Required task: Every record should be written out exactly, please.
* * * * *
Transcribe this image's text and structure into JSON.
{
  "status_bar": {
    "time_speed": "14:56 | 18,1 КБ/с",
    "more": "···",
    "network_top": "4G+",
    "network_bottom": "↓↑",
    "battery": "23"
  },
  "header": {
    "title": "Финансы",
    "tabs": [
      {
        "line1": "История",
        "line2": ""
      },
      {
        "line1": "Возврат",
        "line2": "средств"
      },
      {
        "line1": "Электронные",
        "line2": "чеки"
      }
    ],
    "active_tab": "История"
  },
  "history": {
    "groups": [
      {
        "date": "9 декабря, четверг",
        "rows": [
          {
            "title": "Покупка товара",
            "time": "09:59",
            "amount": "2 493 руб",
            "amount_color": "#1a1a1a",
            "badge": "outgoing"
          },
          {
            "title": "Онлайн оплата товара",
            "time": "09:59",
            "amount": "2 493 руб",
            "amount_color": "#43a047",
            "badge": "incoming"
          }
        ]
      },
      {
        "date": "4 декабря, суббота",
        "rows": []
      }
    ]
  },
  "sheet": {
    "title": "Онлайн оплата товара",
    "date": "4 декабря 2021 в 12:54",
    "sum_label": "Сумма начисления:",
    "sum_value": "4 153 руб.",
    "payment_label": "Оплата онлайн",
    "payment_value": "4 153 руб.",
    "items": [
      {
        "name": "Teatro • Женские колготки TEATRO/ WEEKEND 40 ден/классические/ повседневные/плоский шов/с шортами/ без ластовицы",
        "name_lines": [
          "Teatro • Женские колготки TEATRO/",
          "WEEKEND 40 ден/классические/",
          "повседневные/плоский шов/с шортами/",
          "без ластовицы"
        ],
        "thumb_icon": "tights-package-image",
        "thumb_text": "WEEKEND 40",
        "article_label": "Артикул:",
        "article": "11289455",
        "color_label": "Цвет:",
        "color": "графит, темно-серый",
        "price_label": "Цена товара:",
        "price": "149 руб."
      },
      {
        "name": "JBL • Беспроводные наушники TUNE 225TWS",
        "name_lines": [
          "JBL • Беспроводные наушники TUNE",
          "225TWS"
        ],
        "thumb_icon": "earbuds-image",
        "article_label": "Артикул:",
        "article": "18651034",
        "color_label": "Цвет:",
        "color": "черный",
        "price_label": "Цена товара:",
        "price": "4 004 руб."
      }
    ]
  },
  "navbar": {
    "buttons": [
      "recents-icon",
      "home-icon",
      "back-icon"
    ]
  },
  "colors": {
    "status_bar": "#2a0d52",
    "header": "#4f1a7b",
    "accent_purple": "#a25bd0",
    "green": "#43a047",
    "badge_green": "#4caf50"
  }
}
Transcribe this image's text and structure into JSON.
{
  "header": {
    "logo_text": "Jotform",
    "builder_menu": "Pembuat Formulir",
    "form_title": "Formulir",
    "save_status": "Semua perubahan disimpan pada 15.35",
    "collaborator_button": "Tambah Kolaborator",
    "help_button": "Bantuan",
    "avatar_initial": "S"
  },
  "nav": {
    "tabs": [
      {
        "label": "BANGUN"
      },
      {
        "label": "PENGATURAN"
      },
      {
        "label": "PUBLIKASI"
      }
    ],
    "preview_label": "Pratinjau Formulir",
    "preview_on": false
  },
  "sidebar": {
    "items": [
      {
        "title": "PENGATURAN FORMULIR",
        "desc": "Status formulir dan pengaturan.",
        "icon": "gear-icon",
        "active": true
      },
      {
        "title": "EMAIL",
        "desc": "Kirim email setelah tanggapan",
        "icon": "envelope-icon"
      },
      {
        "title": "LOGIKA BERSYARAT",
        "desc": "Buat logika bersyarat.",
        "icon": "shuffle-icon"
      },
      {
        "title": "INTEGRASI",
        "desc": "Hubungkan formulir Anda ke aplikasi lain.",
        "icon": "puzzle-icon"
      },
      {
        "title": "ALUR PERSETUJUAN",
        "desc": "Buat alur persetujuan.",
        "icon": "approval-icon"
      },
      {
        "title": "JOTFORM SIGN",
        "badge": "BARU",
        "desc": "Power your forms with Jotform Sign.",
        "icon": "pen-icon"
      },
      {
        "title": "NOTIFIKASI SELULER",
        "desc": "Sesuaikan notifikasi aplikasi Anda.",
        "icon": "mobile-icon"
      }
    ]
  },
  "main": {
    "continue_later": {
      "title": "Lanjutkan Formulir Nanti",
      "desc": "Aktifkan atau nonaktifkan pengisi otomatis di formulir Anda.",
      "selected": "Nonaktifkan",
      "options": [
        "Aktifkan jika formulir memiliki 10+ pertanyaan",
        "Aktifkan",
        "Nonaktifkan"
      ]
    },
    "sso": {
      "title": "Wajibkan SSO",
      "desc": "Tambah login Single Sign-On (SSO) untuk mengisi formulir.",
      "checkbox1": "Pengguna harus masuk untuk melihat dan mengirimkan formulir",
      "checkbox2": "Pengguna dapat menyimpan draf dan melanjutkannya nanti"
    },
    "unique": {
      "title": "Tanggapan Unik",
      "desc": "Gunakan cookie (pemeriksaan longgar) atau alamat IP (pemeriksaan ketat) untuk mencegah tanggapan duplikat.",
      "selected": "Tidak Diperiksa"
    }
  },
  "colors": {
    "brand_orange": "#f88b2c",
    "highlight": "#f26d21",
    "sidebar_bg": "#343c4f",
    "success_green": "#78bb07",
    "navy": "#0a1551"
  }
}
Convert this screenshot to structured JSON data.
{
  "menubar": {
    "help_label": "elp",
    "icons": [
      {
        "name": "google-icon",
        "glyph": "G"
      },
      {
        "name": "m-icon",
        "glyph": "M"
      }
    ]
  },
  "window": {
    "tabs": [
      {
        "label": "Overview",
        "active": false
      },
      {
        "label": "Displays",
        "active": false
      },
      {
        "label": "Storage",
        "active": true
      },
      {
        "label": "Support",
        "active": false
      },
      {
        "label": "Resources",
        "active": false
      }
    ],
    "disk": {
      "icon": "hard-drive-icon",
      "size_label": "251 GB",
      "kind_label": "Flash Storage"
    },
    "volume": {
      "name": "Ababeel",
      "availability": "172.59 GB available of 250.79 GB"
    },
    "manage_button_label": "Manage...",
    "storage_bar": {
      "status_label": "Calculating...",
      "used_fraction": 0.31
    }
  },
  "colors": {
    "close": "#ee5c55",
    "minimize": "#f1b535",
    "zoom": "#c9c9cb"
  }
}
* * * * *
Result of the task:
Transcribe this image's text and structure into JSON.
{
  "status_bar": {
    "time_speed": "14:56 | 18,1 КБ/с",
    "more": "···",
    "network_top": "4G+",
    "network_bottom": "↓↑",
    "battery": "23"
  },
  "header": {
    "title": "Финансы",
    "tabs": [
      {
        "line1": "История",
        "line2": ""
      },
      {
        "line1": "Возврат",
        "line2": "средств"
      },
      {
        "line1": "Электронные",
        "line2": "чеки"
      }
    ],
    "active_tab": "История"
  },
  "history": {
    "groups": [
      {
        "date": "9 декабря, четверг",
        "rows": [
          {
            "title": "Покупка товара",
            "time": "09:59",
            "amount": "2 493 руб",
            "amount_color": "#1a1a1a",
            "badge": "outgoing"
          },
          {
            "title": "Онлайн оплата товара",
            "time": "09:59",
            "amount": "2 493 руб",
            "amount_color": "#43a047",
            "badge": "incoming"
          }
        ]
      },
      {
        "date": "4 декабря, суббота",
        "rows": []
      }
    ]
  },
  "sheet": {
    "title": "Онлайн оплата товара",
    "date": "4 декабря 2021 в 12:54",
    "sum_label": "Сумма начисления:",
    "sum_value": "4 153 руб.",
    "payment_label": "Оплата онлайн",
    "payment_value": "4 153 руб.",
    "items": [
      {
        "name": "Teatro • Женские колготки TEATRO/ WEEKEND 40 ден/классические/ повседневные/плоский шов/с шортами/ без ластовицы",
        "name_lines": [
          "Teatro • Женские колготки TEATRO/",
          "WEEKEND 40 ден/классические/",
          "повседневные/плоский шов/с шортами/",
          "без ластовицы"
        ],
        "thumb_icon": "tights-package-image",
        "thumb_text": "WEEKEND 40",
        "article_label": "Артикул:",
        "article": "11289455",
        "color_label": "Цвет:",
        "color": "графит, темно-серый",
        "price_label": "Цена товара:",
        "price": "149 руб."
      },
      {
        "name": "JBL • Беспроводные наушники TUNE 225TWS",
        "name_lines": [
          "JBL • Беспроводные наушники TUNE",
          "225TWS"
        ],
        "thumb_icon": "earbuds-image",
        "article_label": "Артикул:",
        "article": "18651034",
        "color_label": "Цвет:",
        "color": "черный",
        "price_label": "Цена товара:",
        "price": "4 004 руб."
      }
    ]
  },
  "navbar": {
    "buttons": [
      "recents-icon",
      "home-icon",
      "back-icon"
    ]
  },
  "colors": {
    "status_bar": "#2a0d52",
    "header": "#4f1a7b",
    "accent_purple": "#a25bd0",
    "green": "#43a047",
    "badge_green": "#4caf50"
  }
}
Transcribe this image's text and structure into JSON.
{
  "header": {
    "logo_text": "Jotform",
    "builder_menu": "Pembuat Formulir",
    "form_title": "Formulir",
    "save_status": "Semua perubahan disimpan pada 15.35",
    "collaborator_button": "Tambah Kolaborator",
    "help_button": "Bantuan",
    "avatar_initial": "S"
  },
  "nav": {
    "tabs": [
      {
        "label": "BANGUN"
      },
      {
        "label": "PENGATURAN"
      },
      {
        "label": "PUBLIKASI"
      }
    ],
    "preview_label": "Pratinjau Formulir",
    "preview_on": false
  },
  "sidebar": {
    "items": [
      {
        "title": "PENGATURAN FORMULIR",
        "desc": "Status formulir dan pengaturan.",
        "icon": "gear-icon",
        "active": true
      },
      {
        "title": "EMAIL",
        "desc": "Kirim email setelah tanggapan",
        "icon": "envelope-icon"
      },
      {
        "title": "LOGIKA BERSYARAT",
        "desc": "Buat logika bersyarat.",
        "icon": "shuffle-icon"
      },
      {
        "title": "INTEGRASI",
        "desc": "Hubungkan formulir Anda ke aplikasi lain.",
        "icon": "puzzle-icon"
      },
      {
        "title": "ALUR PERSETUJUAN",
        "desc": "Buat alur persetujuan.",
        "icon": "approval-icon"
      },
      {
        "title": "JOTFORM SIGN",
        "badge": "BARU",
        "desc": "Power your forms with Jotform Sign.",
        "icon": "pen-icon"
      },
      {
        "title": "NOTIFIKASI SELULER",
        "desc": "Sesuaikan notifikasi aplikasi Anda.",
        "icon": "mobile-icon"
      }
    ]
  },
  "main": {
    "continue_later": {
      "title": "Lanjutkan Formulir Nanti",
      "desc": "Aktifkan atau nonaktifkan pengisi otomatis di formulir Anda.",
      "selected": "Nonaktifkan",
      "options": [
        "Aktifkan jika formulir memiliki 10+ pertanyaan",
        "Aktifkan",
        "Nonaktifkan"
      ]
    },
    "sso": {
      "title": "Wajibkan SSO",
      "desc": "Tambah login Single Sign-On (SSO) untuk mengisi formulir.",
      "checkbox1": "Pengguna harus masuk untuk melihat dan mengirimkan formulir",
      "checkbox2": "Pengguna dapat menyimpan draf dan melanjutkannya nanti"
    },
    "unique": {
      "title": "Tanggapan Unik",
      "desc": "Gunakan cookie (pemeriksaan longgar) atau alamat IP (pemeriksaan ketat) untuk mencegah tanggapan duplikat.",
      "selected": "Tidak Diperiksa"
    }
  },
  "colors": {
    "brand_orange": "#f88b2c",
    "highlight": "#f26d21",
    "sidebar_bg": "#343c4f",
    "success_green": "#78bb07",
    "navy": "#0a1551"
  }
}
Convert this screenshot to structured JSON data.
{
  "menubar": {
    "help_label": "elp",
    "icons": [
      {
        "name": "google-icon",
        "glyph": "G"
      },
      {
        "name": "m-icon",
        "glyph": "M"
      }
    ]
  },
  "window": {
    "tabs": [
      {
        "label": "Overview",
        "active": false
      },
      {
        "label": "Displays",
        "active": false
      },
      {
        "label": "Storage",
        "active": true
      },
      {
        "label": "Support",
        "active": false
      },
      {
        "label": "Resources",
        "active": false
      }
    ],
    "disk": {
      "icon": "hard-drive-icon",
      "size_label": "251 GB",
      "kind_label": "Flash Storage"
    },
    "volume": {
      "name": "Ababeel",
      "availability": "172.59 GB available of 250.79 GB"
    },
    "manage_button_label": "Manage...",
    "storage_bar": {
      "status_label": "Calculating...",
      "used_fraction": 0.31
    }
  },
  "colors": {
    "close": "#ee5c55",
    "minimize": "#f1b535",
    "zoom": "#c9c9cb"
  }
}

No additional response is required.